EXERCISE DESCRIPTION: Send each entry back exactly as given, pictures excluded.
---- RECORDS SUPPLIED
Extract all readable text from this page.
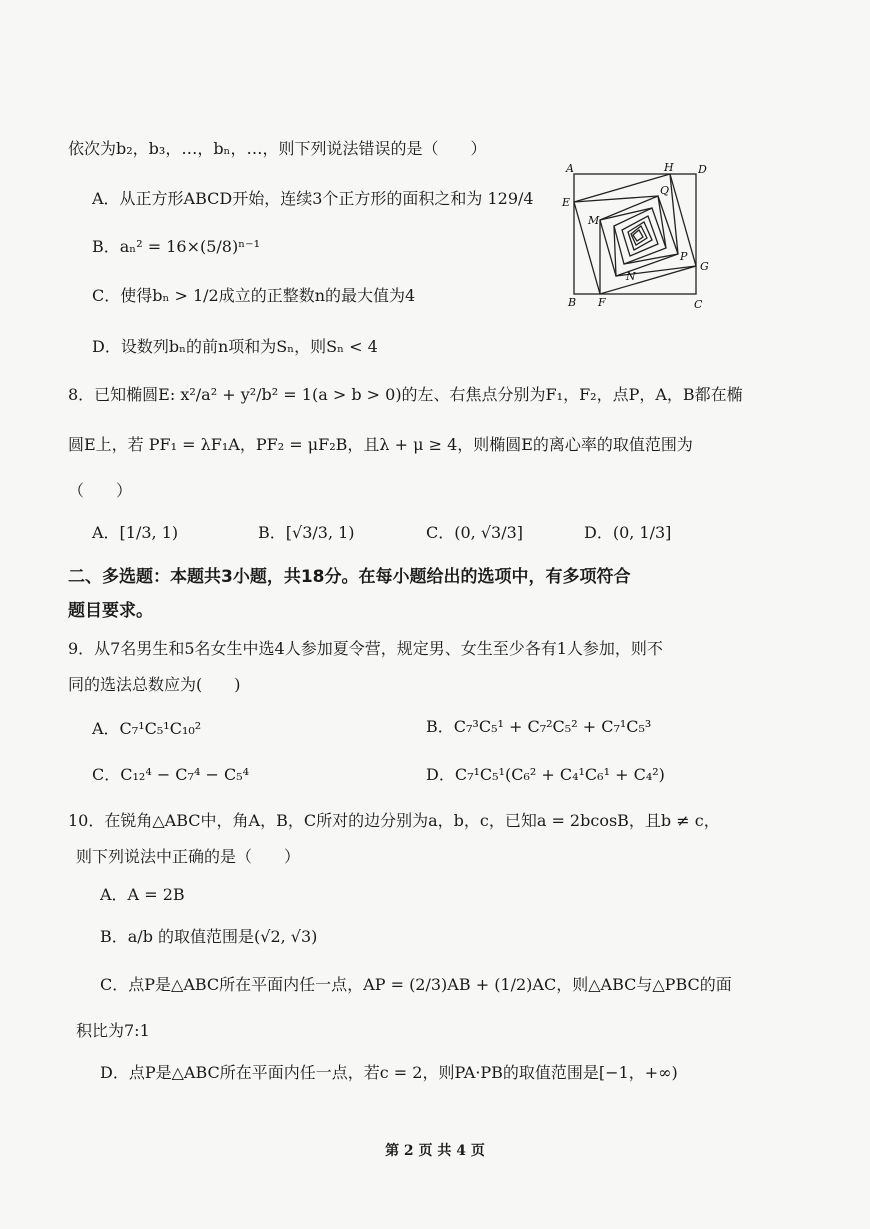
依次为b₂，b₃，…，bₙ，…，则下列说法错误的是（　　）
A．从正方形ABCD开始，连续3个正方形的面积之和为 129/4
B．aₙ² = 16×(5/8)ⁿ⁻¹
C．使得bₙ > 1/2成立的正整数n的最大值为4
D．设数列bₙ的前n项和为Sₙ，则Sₙ < 4
A	H D
E
Q
M
N
P
G
B F	C
8．已知椭圆E: x²/a² + y²/b² = 1(a > b > 0)的左、右焦点分别为F₁，F₂，点P，A，B都在椭
圆E上，若 PF₁ = λF₁A，PF₂ = μF₂B，且λ + μ ≥ 4，则椭圆E的离心率的取值范围为
（　　）
A．[1/3, 1)	B．[√3/3, 1)	C．(0, √3/3]	D．(0, 1/3]
二、多选题：本题共3小题，共18分。在每小题给出的选项中，有多项符合
题目要求。
9．从7名男生和5名女生中选4人参加夏令营，规定男、女生至少各有1人参加，则不
同的选法总数应为(　　)
A．C₇¹C₅¹C₁₀²	B．C₇³C₅¹ + C₇²C₅² + C₇¹C₅³
C．C₁₂⁴ − C₇⁴ − C₅⁴	D．C₇¹C₅¹(C₆² + C₄¹C₆¹ + C₄²)
10．在锐角△ABC中，角A，B，C所对的边分别为a，b，c，已知a = 2bcosB，且b ≠ c，
则下列说法中正确的是（　　）
A．A = 2B
B．a/b 的取值范围是(√2, √3)
C．点P是△ABC所在平面内任一点，AP = (2/3)AB + (1/2)AC，则△ABC与△PBC的面
积比为7:1
D．点P是△ABC所在平面内任一点，若c = 2，则PA·PB的取值范围是[−1，+∞)
第 2 页 共 4 页
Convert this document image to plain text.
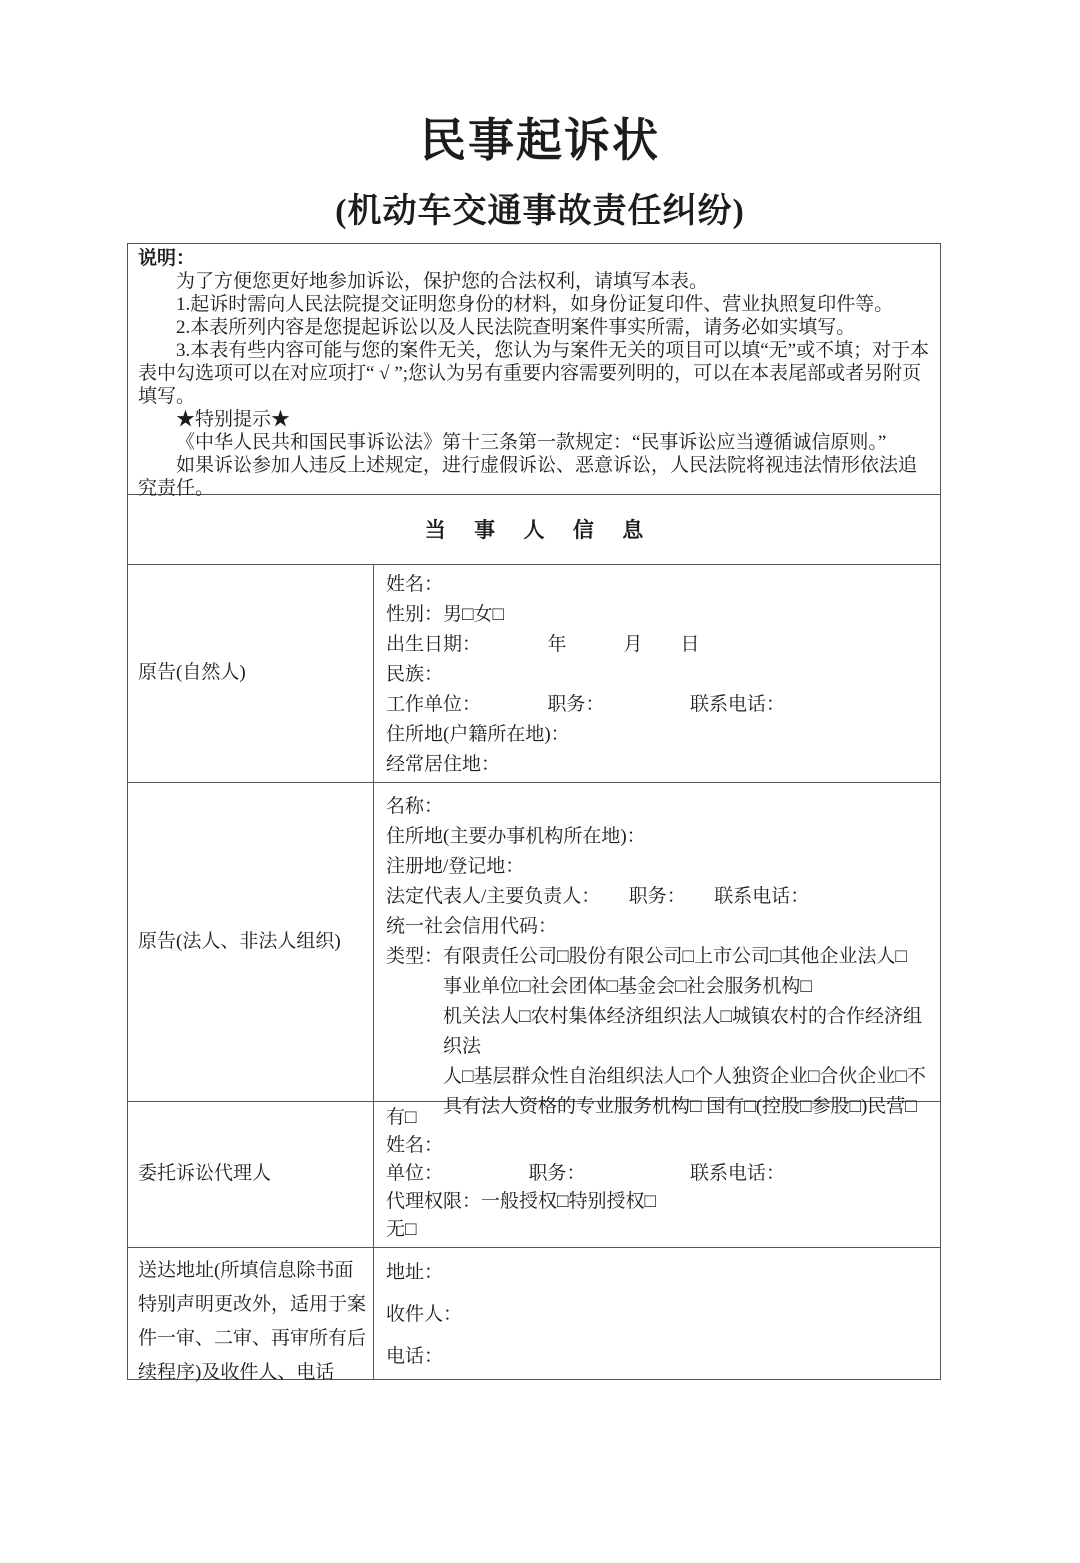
民事起诉状
(机动车交通事故责任纠纷)
说明：

为了方便您更好地参加诉讼，保护您的合法权利，请填写本表。

1.起诉时需向人民法院提交证明您身份的材料，如身份证复印件、营业执照复印件等。

2.本表所列内容是您提起诉讼以及人民法院查明案件事实所需，请务必如实填写。

3.本表有些内容可能与您的案件无关，您认为与案件无关的项目可以填“无”或不填；对于本表中勾选项可以在对应项打“ √ ”;您认为另有重要内容需要列明的，可以在本表尾部或者另附页填写。

★特别提示★

《中华人民共和国民事诉讼法》第十三条第一款规定：“民事诉讼应当遵循诚信原则。”

如果诉讼参加人违反上述规定，进行虚假诉讼、恶意诉讼，人民法院将视违法情形依法追究责任。

当 事 人 信 息
原告(自然人)
姓名：
性别：男□女□
出生日期：　　　　年　　　月　　日
民族：
工作单位：　　　　职务：　　　　　联系电话：
住所地(户籍所在地)：
经常居住地：
原告(法人、非法人组织)
名称：
住所地(主要办事机构所在地)：
注册地/登记地：
法定代表人/主要负责人：　　职务：　　联系电话：
统一社会信用代码：
类型：有限责任公司□股份有限公司□上市公司□其他企业法人□
事业单位□社会团体□基金会□社会服务机构□
机关法人□农村集体经济组织法人□城镇农村的合作经济组织法
人□基层群众性自治组织法人□个人独资企业□合伙企业□不
具有法人资格的专业服务机构□ 国有□(控股□参股□)民营□
委托诉讼代理人
有□
姓名：
单位：　　　　　职务：　　　　　　联系电话：
代理权限：一般授权□特别授权□
无□
送达地址(所填信息除书面特别声明更改外，适用于案件一审、二审、再审所有后续程序)及收件人、电话
地址：
收件人：
电话：
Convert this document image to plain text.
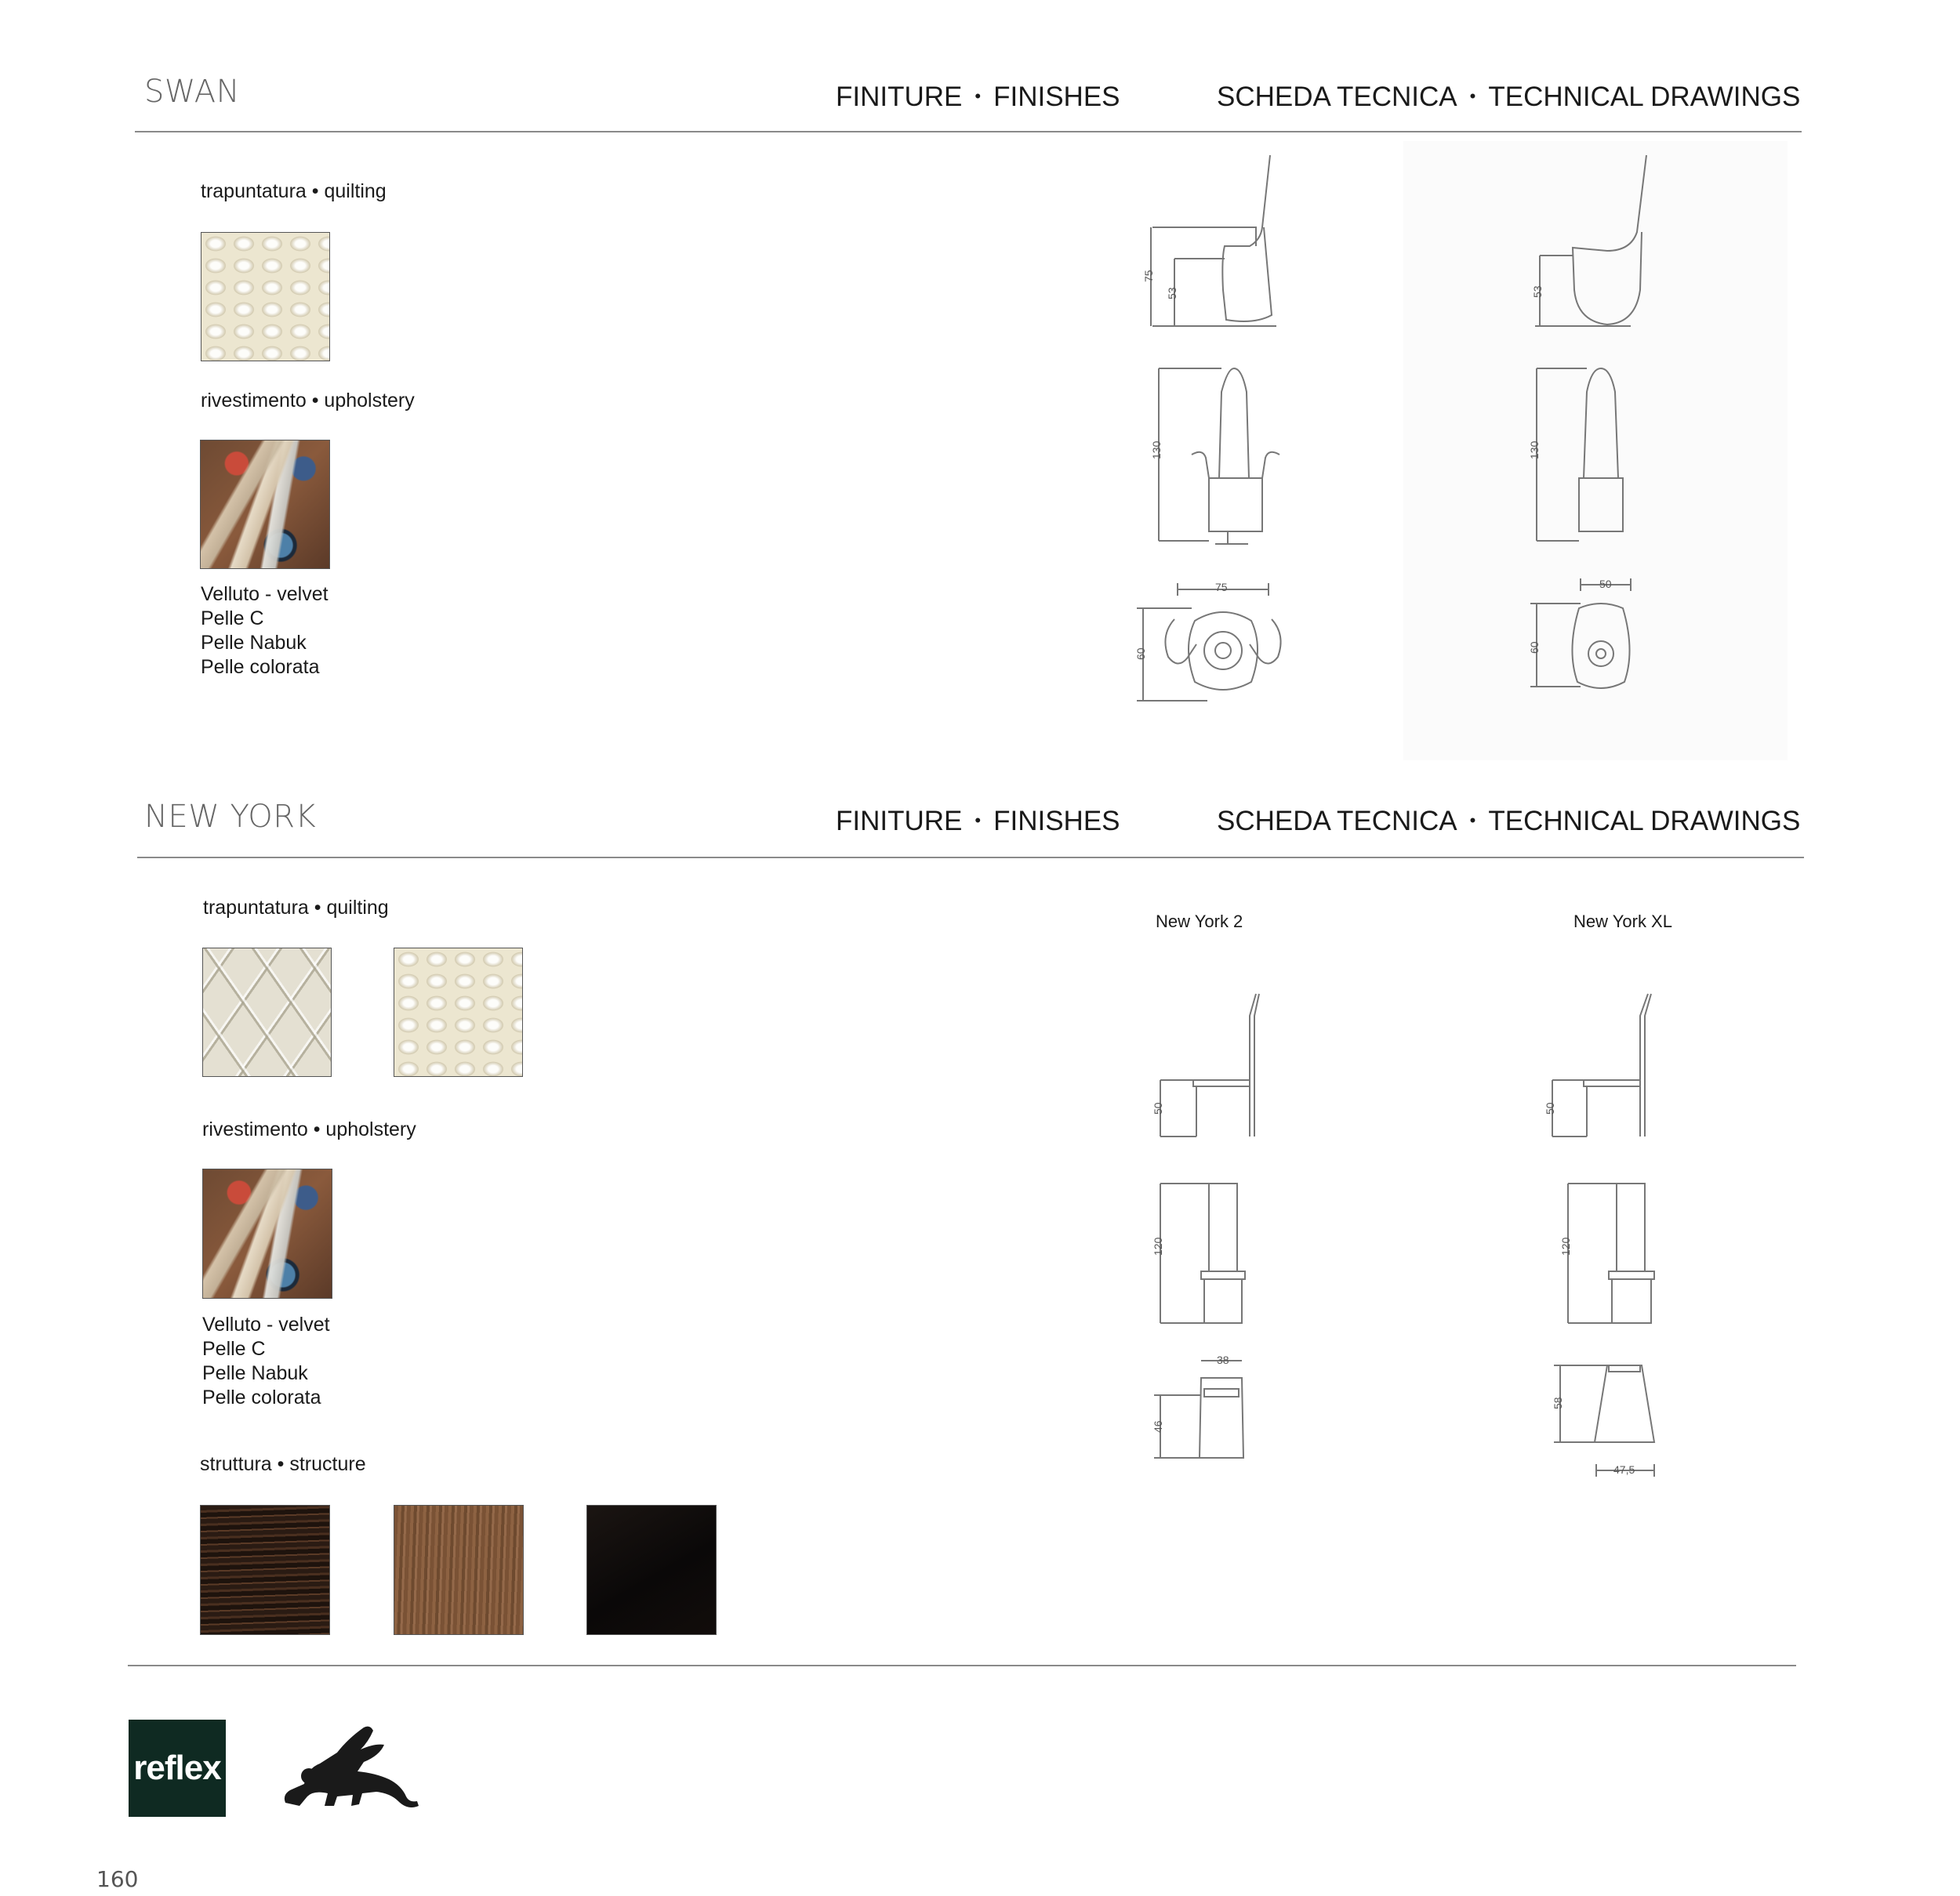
SWAN	FINITURE • FINISHES	SCHEDA TECNICA • TECHNICAL DRAWINGS
trapuntatura • quilting
rivestimento • upholstery
Velluto - velvet
Pelle C
Pelle Nabuk
Pelle colorata
75
53
130
75
60
53
130
50
60
NEW YORK	FINITURE • FINISHES	SCHEDA TECNICA • TECHNICAL DRAWINGS
trapuntatura • quilting
rivestimento • upholstery
Velluto - velvet
Pelle C
Pelle Nabuk
Pelle colorata
struttura • structure
New York 2	New York XL
50
120
38
46
50
120
58
47,5
reflex
160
--------
FULL ANSWER:
Extract all readable text from this page.
依次为b₂，b₃，…，bₙ，…，则下列说法错误的是（　　）
A．从正方形ABCD开始，连续3个正方形的面积之和为 129/4
B．aₙ² = 16×(5/8)ⁿ⁻¹
C．使得bₙ > 1/2成立的正整数n的最大值为4
D．设数列bₙ的前n项和为Sₙ，则Sₙ < 4
A	H D
E
Q
M
N
P
G
B F	C
8．已知椭圆E: x²/a² + y²/b² = 1(a > b > 0)的左、右焦点分别为F₁，F₂，点P，A，B都在椭
圆E上，若 PF₁ = λF₁A，PF₂ = μF₂B，且λ + μ ≥ 4，则椭圆E的离心率的取值范围为
（　　）
A．[1/3, 1)	B．[√3/3, 1)	C．(0, √3/3]	D．(0, 1/3]
二、多选题：本题共3小题，共18分。在每小题给出的选项中，有多项符合
题目要求。
9．从7名男生和5名女生中选4人参加夏令营，规定男、女生至少各有1人参加，则不
同的选法总数应为(　　)
A．C₇¹C₅¹C₁₀²	B．C₇³C₅¹ + C₇²C₅² + C₇¹C₅³
C．C₁₂⁴ − C₇⁴ − C₅⁴	D．C₇¹C₅¹(C₆² + C₄¹C₆¹ + C₄²)
10．在锐角△ABC中，角A，B，C所对的边分别为a，b，c，已知a = 2bcosB，且b ≠ c，
则下列说法中正确的是（　　）
A．A = 2B
B．a/b 的取值范围是(√2, √3)
C．点P是△ABC所在平面内任一点，AP = (2/3)AB + (1/2)AC，则△ABC与△PBC的面
积比为7:1
D．点P是△ABC所在平面内任一点，若c = 2，则PA·PB的取值范围是[−1，+∞)
第 2 页 共 4 页
Convert this document image to plain text.
民事起诉状
(机动车交通事故责任纠纷)
说明：

为了方便您更好地参加诉讼，保护您的合法权利，请填写本表。

1.起诉时需向人民法院提交证明您身份的材料，如身份证复印件、营业执照复印件等。

2.本表所列内容是您提起诉讼以及人民法院查明案件事实所需，请务必如实填写。

3.本表有些内容可能与您的案件无关，您认为与案件无关的项目可以填“无”或不填；对于本表中勾选项可以在对应项打“ √ ”;您认为另有重要内容需要列明的，可以在本表尾部或者另附页填写。

★特别提示★

《中华人民共和国民事诉讼法》第十三条第一款规定：“民事诉讼应当遵循诚信原则。”

如果诉讼参加人违反上述规定，进行虚假诉讼、恶意诉讼，人民法院将视违法情形依法追究责任。

当 事 人 信 息
原告(自然人)
姓名：
性别：男□女□
出生日期：　　　　年　　　月　　日
民族：
工作单位：　　　　职务：　　　　　联系电话：
住所地(户籍所在地)：
经常居住地：
原告(法人、非法人组织)
名称：
住所地(主要办事机构所在地)：
注册地/登记地：
法定代表人/主要负责人：　　职务：　　联系电话：
统一社会信用代码：
类型：有限责任公司□股份有限公司□上市公司□其他企业法人□
事业单位□社会团体□基金会□社会服务机构□
机关法人□农村集体经济组织法人□城镇农村的合作经济组织法
人□基层群众性自治组织法人□个人独资企业□合伙企业□不
具有法人资格的专业服务机构□ 国有□(控股□参股□)民营□
委托诉讼代理人
有□
姓名：
单位：　　　　　职务：　　　　　　联系电话：
代理权限：一般授权□特别授权□
无□
送达地址(所填信息除书面特别声明更改外，适用于案件一审、二审、再审所有后续程序)及收件人、电话
地址：
收件人：
电话：
Convert this document image to plain text.
SWAN	FINITURE • FINISHES	SCHEDA TECNICA • TECHNICAL DRAWINGS
trapuntatura • quilting
rivestimento • upholstery
Velluto - velvet
Pelle C
Pelle Nabuk
Pelle colorata
75
53
130
75
60
53
130
50
60
NEW YORK	FINITURE • FINISHES	SCHEDA TECNICA • TECHNICAL DRAWINGS
trapuntatura • quilting
rivestimento • upholstery
Velluto - velvet
Pelle C
Pelle Nabuk
Pelle colorata
struttura • structure
New York 2	New York XL
50
120
38
46
50
120
58
47,5
reflex
160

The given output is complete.